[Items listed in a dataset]
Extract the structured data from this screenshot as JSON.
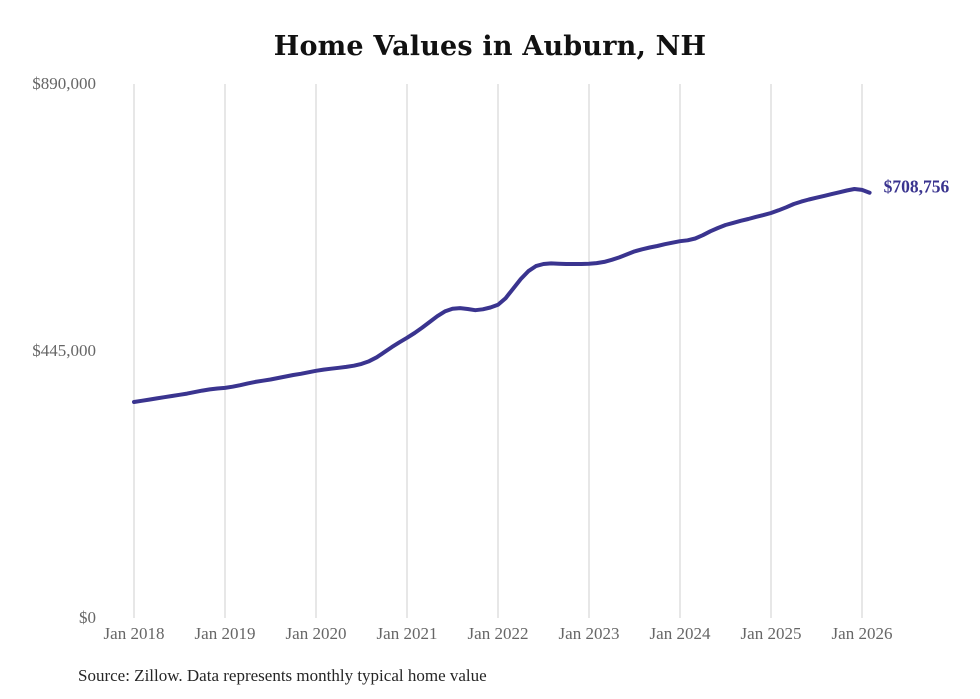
{
  "page": {
    "title": "Home Values in Auburn, NH",
    "source_note": "Source: Zillow. Data represents monthly typical home value"
  },
  "colors": {
    "line": "#3a348f",
    "end_label": "#3a348f",
    "grid": "#cfcfcf",
    "tick_text": "#666666",
    "title_text": "#111111",
    "source_text": "#262626",
    "background": "#ffffff"
  },
  "chart_data": {
    "type": "line",
    "title": "Home Values in Auburn, NH",
    "series_name": "Monthly typical home value",
    "x_unit": "month",
    "x_start": "2018-01",
    "x_end": "2026-02",
    "x_tick_labels": [
      "Jan 2018",
      "Jan 2019",
      "Jan 2020",
      "Jan 2021",
      "Jan 2022",
      "Jan 2023",
      "Jan 2024",
      "Jan 2025",
      "Jan 2026"
    ],
    "y_ticks": [
      {
        "label": "$890,000",
        "value": 890000
      },
      {
        "label": "$445,000",
        "value": 445000
      },
      {
        "label": "$0",
        "value": 0
      }
    ],
    "ylim": [
      0,
      890000
    ],
    "grid": "vertical-only",
    "legend": "none",
    "end_label": "$708,756",
    "end_value": 708756,
    "months": [
      "2018-01",
      "2018-02",
      "2018-03",
      "2018-04",
      "2018-05",
      "2018-06",
      "2018-07",
      "2018-08",
      "2018-09",
      "2018-10",
      "2018-11",
      "2018-12",
      "2019-01",
      "2019-02",
      "2019-03",
      "2019-04",
      "2019-05",
      "2019-06",
      "2019-07",
      "2019-08",
      "2019-09",
      "2019-10",
      "2019-11",
      "2019-12",
      "2020-01",
      "2020-02",
      "2020-03",
      "2020-04",
      "2020-05",
      "2020-06",
      "2020-07",
      "2020-08",
      "2020-09",
      "2020-10",
      "2020-11",
      "2020-12",
      "2021-01",
      "2021-02",
      "2021-03",
      "2021-04",
      "2021-05",
      "2021-06",
      "2021-07",
      "2021-08",
      "2021-09",
      "2021-10",
      "2021-11",
      "2021-12",
      "2022-01",
      "2022-02",
      "2022-03",
      "2022-04",
      "2022-05",
      "2022-06",
      "2022-07",
      "2022-08",
      "2022-09",
      "2022-10",
      "2022-11",
      "2022-12",
      "2023-01",
      "2023-02",
      "2023-03",
      "2023-04",
      "2023-05",
      "2023-06",
      "2023-07",
      "2023-08",
      "2023-09",
      "2023-10",
      "2023-11",
      "2023-12",
      "2024-01",
      "2024-02",
      "2024-03",
      "2024-04",
      "2024-05",
      "2024-06",
      "2024-07",
      "2024-08",
      "2024-09",
      "2024-10",
      "2024-11",
      "2024-12",
      "2025-01",
      "2025-02",
      "2025-03",
      "2025-04",
      "2025-05",
      "2025-06",
      "2025-07",
      "2025-08",
      "2025-09",
      "2025-10",
      "2025-11",
      "2025-12",
      "2026-01",
      "2026-02"
    ],
    "values": [
      360000,
      362000,
      364000,
      366000,
      368000,
      370000,
      372000,
      374000,
      376500,
      379000,
      381000,
      382500,
      383500,
      385500,
      388000,
      391000,
      393500,
      395500,
      397500,
      400000,
      402500,
      405000,
      407000,
      409500,
      412000,
      414000,
      415500,
      417000,
      418500,
      420500,
      423500,
      428000,
      434500,
      443000,
      451500,
      459500,
      467000,
      475000,
      484000,
      493500,
      503000,
      511000,
      515500,
      516500,
      515000,
      513000,
      514500,
      517500,
      522000,
      533000,
      549000,
      565000,
      578000,
      586500,
      590000,
      591000,
      590500,
      590000,
      590000,
      590000,
      590500,
      591500,
      593500,
      597000,
      601000,
      606000,
      611000,
      614500,
      617500,
      620000,
      623000,
      625500,
      628000,
      629500,
      632500,
      638000,
      644500,
      650000,
      655000,
      658500,
      662000,
      665000,
      668500,
      671500,
      675000,
      679500,
      684500,
      690000,
      694000,
      697500,
      700500,
      703500,
      706500,
      709500,
      712500,
      715000,
      713500,
      708756
    ]
  }
}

• Given request: Output all the records, word for word, with no pictures in the copy.

• Expected output:
Extract the structured data from this screenshot as JSON.
{
  "page": {
    "title": "Home Values in Auburn, NH",
    "source_note": "Source: Zillow. Data represents monthly typical home value"
  },
  "colors": {
    "line": "#3a348f",
    "end_label": "#3a348f",
    "grid": "#cfcfcf",
    "tick_text": "#666666",
    "title_text": "#111111",
    "source_text": "#262626",
    "background": "#ffffff"
  },
  "chart_data": {
    "type": "line",
    "title": "Home Values in Auburn, NH",
    "series_name": "Monthly typical home value",
    "x_unit": "month",
    "x_start": "2018-01",
    "x_end": "2026-02",
    "x_tick_labels": [
      "Jan 2018",
      "Jan 2019",
      "Jan 2020",
      "Jan 2021",
      "Jan 2022",
      "Jan 2023",
      "Jan 2024",
      "Jan 2025",
      "Jan 2026"
    ],
    "y_ticks": [
      {
        "label": "$890,000",
        "value": 890000
      },
      {
        "label": "$445,000",
        "value": 445000
      },
      {
        "label": "$0",
        "value": 0
      }
    ],
    "ylim": [
      0,
      890000
    ],
    "grid": "vertical-only",
    "legend": "none",
    "end_label": "$708,756",
    "end_value": 708756,
    "months": [
      "2018-01",
      "2018-02",
      "2018-03",
      "2018-04",
      "2018-05",
      "2018-06",
      "2018-07",
      "2018-08",
      "2018-09",
      "2018-10",
      "2018-11",
      "2018-12",
      "2019-01",
      "2019-02",
      "2019-03",
      "2019-04",
      "2019-05",
      "2019-06",
      "2019-07",
      "2019-08",
      "2019-09",
      "2019-10",
      "2019-11",
      "2019-12",
      "2020-01",
      "2020-02",
      "2020-03",
      "2020-04",
      "2020-05",
      "2020-06",
      "2020-07",
      "2020-08",
      "2020-09",
      "2020-10",
      "2020-11",
      "2020-12",
      "2021-01",
      "2021-02",
      "2021-03",
      "2021-04",
      "2021-05",
      "2021-06",
      "2021-07",
      "2021-08",
      "2021-09",
      "2021-10",
      "2021-11",
      "2021-12",
      "2022-01",
      "2022-02",
      "2022-03",
      "2022-04",
      "2022-05",
      "2022-06",
      "2022-07",
      "2022-08",
      "2022-09",
      "2022-10",
      "2022-11",
      "2022-12",
      "2023-01",
      "2023-02",
      "2023-03",
      "2023-04",
      "2023-05",
      "2023-06",
      "2023-07",
      "2023-08",
      "2023-09",
      "2023-10",
      "2023-11",
      "2023-12",
      "2024-01",
      "2024-02",
      "2024-03",
      "2024-04",
      "2024-05",
      "2024-06",
      "2024-07",
      "2024-08",
      "2024-09",
      "2024-10",
      "2024-11",
      "2024-12",
      "2025-01",
      "2025-02",
      "2025-03",
      "2025-04",
      "2025-05",
      "2025-06",
      "2025-07",
      "2025-08",
      "2025-09",
      "2025-10",
      "2025-11",
      "2025-12",
      "2026-01",
      "2026-02"
    ],
    "values": [
      360000,
      362000,
      364000,
      366000,
      368000,
      370000,
      372000,
      374000,
      376500,
      379000,
      381000,
      382500,
      383500,
      385500,
      388000,
      391000,
      393500,
      395500,
      397500,
      400000,
      402500,
      405000,
      407000,
      409500,
      412000,
      414000,
      415500,
      417000,
      418500,
      420500,
      423500,
      428000,
      434500,
      443000,
      451500,
      459500,
      467000,
      475000,
      484000,
      493500,
      503000,
      511000,
      515500,
      516500,
      515000,
      513000,
      514500,
      517500,
      522000,
      533000,
      549000,
      565000,
      578000,
      586500,
      590000,
      591000,
      590500,
      590000,
      590000,
      590000,
      590500,
      591500,
      593500,
      597000,
      601000,
      606000,
      611000,
      614500,
      617500,
      620000,
      623000,
      625500,
      628000,
      629500,
      632500,
      638000,
      644500,
      650000,
      655000,
      658500,
      662000,
      665000,
      668500,
      671500,
      675000,
      679500,
      684500,
      690000,
      694000,
      697500,
      700500,
      703500,
      706500,
      709500,
      712500,
      715000,
      713500,
      708756
    ]
  }
}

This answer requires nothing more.